## begin Provided entries

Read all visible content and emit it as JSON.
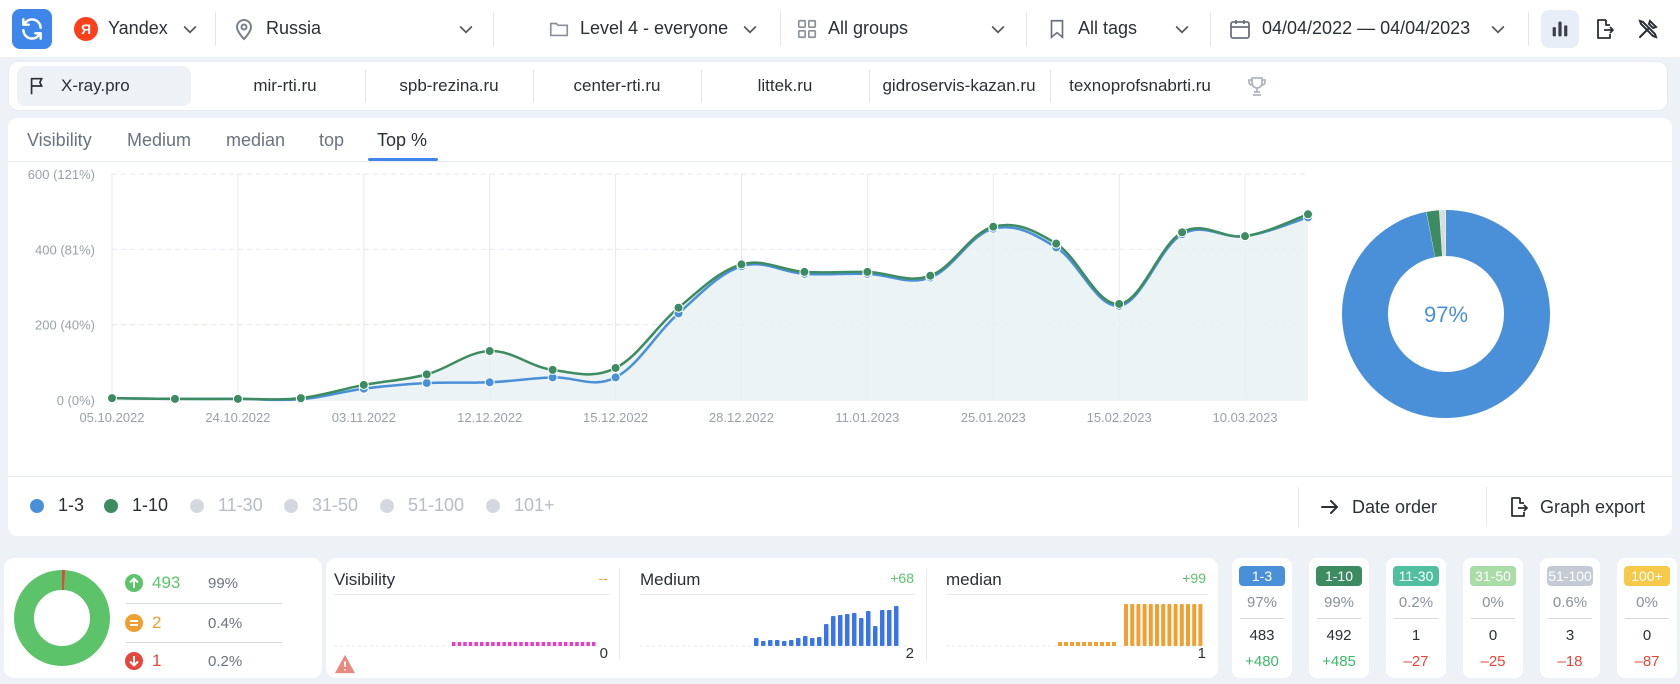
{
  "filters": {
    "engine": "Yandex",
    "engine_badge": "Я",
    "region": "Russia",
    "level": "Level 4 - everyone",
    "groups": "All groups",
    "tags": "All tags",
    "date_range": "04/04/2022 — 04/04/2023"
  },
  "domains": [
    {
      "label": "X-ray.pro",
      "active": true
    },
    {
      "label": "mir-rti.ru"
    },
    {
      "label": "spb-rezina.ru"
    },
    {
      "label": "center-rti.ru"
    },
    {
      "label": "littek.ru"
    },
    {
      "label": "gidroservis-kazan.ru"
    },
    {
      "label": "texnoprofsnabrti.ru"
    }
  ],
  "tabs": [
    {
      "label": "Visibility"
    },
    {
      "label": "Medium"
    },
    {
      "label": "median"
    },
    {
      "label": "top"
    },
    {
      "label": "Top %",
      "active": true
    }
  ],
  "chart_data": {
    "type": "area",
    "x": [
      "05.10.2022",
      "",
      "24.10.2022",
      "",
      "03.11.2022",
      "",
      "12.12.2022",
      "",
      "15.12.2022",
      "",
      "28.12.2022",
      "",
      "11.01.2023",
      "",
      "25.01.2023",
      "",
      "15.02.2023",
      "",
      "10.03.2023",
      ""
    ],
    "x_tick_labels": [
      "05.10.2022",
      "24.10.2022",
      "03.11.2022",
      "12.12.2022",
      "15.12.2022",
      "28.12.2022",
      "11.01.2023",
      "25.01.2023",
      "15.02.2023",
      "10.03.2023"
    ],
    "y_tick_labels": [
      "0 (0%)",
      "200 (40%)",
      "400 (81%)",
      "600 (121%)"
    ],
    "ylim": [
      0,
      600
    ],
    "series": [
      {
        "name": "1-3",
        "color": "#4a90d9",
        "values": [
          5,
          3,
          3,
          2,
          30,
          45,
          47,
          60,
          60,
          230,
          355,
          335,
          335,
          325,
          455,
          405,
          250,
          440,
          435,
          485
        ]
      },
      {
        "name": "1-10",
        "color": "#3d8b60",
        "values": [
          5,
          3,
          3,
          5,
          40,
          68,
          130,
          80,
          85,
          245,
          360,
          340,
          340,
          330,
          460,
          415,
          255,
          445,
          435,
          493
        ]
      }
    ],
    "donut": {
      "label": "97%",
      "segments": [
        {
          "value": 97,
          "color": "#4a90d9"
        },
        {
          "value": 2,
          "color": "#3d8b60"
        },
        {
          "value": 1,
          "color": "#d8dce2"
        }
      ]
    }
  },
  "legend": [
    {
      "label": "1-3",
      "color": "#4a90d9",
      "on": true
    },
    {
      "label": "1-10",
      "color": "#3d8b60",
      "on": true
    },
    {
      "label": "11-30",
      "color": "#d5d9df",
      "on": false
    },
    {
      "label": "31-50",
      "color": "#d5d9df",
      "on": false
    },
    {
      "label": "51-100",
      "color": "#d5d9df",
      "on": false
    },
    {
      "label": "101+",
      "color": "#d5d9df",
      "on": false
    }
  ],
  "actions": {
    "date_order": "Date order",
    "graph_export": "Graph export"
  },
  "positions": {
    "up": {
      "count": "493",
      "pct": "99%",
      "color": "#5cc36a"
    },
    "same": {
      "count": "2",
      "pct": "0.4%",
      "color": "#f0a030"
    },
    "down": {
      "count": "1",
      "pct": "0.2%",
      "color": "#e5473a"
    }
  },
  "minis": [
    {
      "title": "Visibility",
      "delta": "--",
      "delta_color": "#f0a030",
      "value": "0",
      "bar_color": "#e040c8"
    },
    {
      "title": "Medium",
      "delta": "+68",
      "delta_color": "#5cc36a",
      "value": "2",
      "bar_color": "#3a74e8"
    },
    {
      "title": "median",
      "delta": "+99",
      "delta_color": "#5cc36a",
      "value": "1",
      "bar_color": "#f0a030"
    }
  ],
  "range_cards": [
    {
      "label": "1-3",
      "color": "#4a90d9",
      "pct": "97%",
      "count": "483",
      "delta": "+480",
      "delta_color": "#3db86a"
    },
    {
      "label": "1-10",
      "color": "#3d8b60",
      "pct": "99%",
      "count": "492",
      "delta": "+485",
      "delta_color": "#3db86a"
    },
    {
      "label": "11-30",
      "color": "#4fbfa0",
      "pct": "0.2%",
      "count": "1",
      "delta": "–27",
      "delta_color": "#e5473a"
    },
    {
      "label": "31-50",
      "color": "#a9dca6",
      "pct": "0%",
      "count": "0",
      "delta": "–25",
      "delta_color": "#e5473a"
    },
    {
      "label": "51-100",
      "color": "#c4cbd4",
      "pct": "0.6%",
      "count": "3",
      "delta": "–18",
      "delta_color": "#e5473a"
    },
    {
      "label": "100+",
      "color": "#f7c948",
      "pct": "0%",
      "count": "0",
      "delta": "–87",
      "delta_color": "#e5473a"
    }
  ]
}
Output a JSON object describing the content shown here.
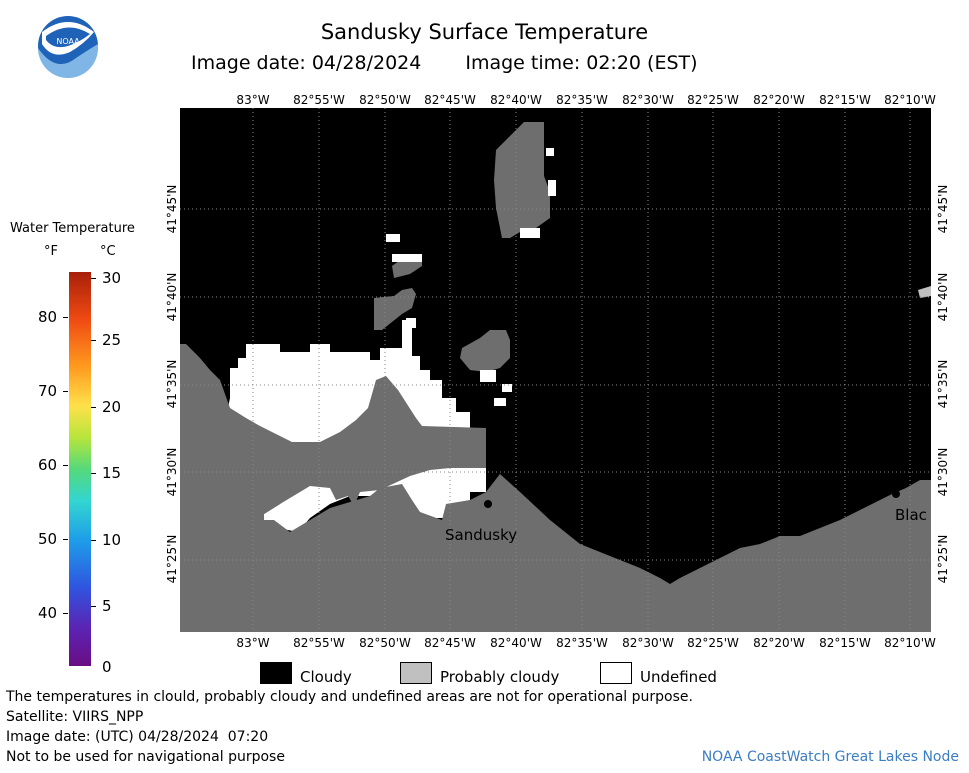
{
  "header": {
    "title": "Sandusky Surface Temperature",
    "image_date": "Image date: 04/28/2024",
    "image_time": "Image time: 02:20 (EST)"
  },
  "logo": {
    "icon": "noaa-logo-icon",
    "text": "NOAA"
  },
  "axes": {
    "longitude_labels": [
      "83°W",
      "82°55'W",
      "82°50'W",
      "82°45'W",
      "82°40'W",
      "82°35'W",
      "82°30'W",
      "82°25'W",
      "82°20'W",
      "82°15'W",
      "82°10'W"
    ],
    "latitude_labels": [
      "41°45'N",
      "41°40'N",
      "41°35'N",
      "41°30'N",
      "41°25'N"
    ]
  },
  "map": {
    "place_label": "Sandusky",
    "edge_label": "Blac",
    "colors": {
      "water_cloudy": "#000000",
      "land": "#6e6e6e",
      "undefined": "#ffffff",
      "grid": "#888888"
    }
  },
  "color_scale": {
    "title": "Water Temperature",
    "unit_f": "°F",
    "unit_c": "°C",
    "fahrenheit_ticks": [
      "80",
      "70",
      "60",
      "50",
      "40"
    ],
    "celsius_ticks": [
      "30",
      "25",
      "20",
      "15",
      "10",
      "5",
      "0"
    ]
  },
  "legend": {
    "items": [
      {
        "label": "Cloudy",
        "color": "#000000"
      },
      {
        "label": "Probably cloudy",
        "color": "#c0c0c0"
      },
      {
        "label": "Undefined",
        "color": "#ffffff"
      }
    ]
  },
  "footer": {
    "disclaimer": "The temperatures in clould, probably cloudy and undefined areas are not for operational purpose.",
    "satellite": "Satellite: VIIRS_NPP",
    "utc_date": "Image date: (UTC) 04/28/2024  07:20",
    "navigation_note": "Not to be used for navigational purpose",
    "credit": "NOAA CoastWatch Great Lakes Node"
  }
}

## end Provided entries

What to work on:
Everything from the line with "Output a JSON" through the final line of the records above should be written out exactly, minus the pictures.

Finished exercise:
Output a JSON object describing the content shown here.
{
  "header": {
    "title": "Sandusky Surface Temperature",
    "image_date": "Image date: 04/28/2024",
    "image_time": "Image time: 02:20 (EST)"
  },
  "logo": {
    "icon": "noaa-logo-icon",
    "text": "NOAA"
  },
  "axes": {
    "longitude_labels": [
      "83°W",
      "82°55'W",
      "82°50'W",
      "82°45'W",
      "82°40'W",
      "82°35'W",
      "82°30'W",
      "82°25'W",
      "82°20'W",
      "82°15'W",
      "82°10'W"
    ],
    "latitude_labels": [
      "41°45'N",
      "41°40'N",
      "41°35'N",
      "41°30'N",
      "41°25'N"
    ]
  },
  "map": {
    "place_label": "Sandusky",
    "edge_label": "Blac",
    "colors": {
      "water_cloudy": "#000000",
      "land": "#6e6e6e",
      "undefined": "#ffffff",
      "grid": "#888888"
    }
  },
  "color_scale": {
    "title": "Water Temperature",
    "unit_f": "°F",
    "unit_c": "°C",
    "fahrenheit_ticks": [
      "80",
      "70",
      "60",
      "50",
      "40"
    ],
    "celsius_ticks": [
      "30",
      "25",
      "20",
      "15",
      "10",
      "5",
      "0"
    ]
  },
  "legend": {
    "items": [
      {
        "label": "Cloudy",
        "color": "#000000"
      },
      {
        "label": "Probably cloudy",
        "color": "#c0c0c0"
      },
      {
        "label": "Undefined",
        "color": "#ffffff"
      }
    ]
  },
  "footer": {
    "disclaimer": "The temperatures in clould, probably cloudy and undefined areas are not for operational purpose.",
    "satellite": "Satellite: VIIRS_NPP",
    "utc_date": "Image date: (UTC) 04/28/2024  07:20",
    "navigation_note": "Not to be used for navigational purpose",
    "credit": "NOAA CoastWatch Great Lakes Node"
  }
}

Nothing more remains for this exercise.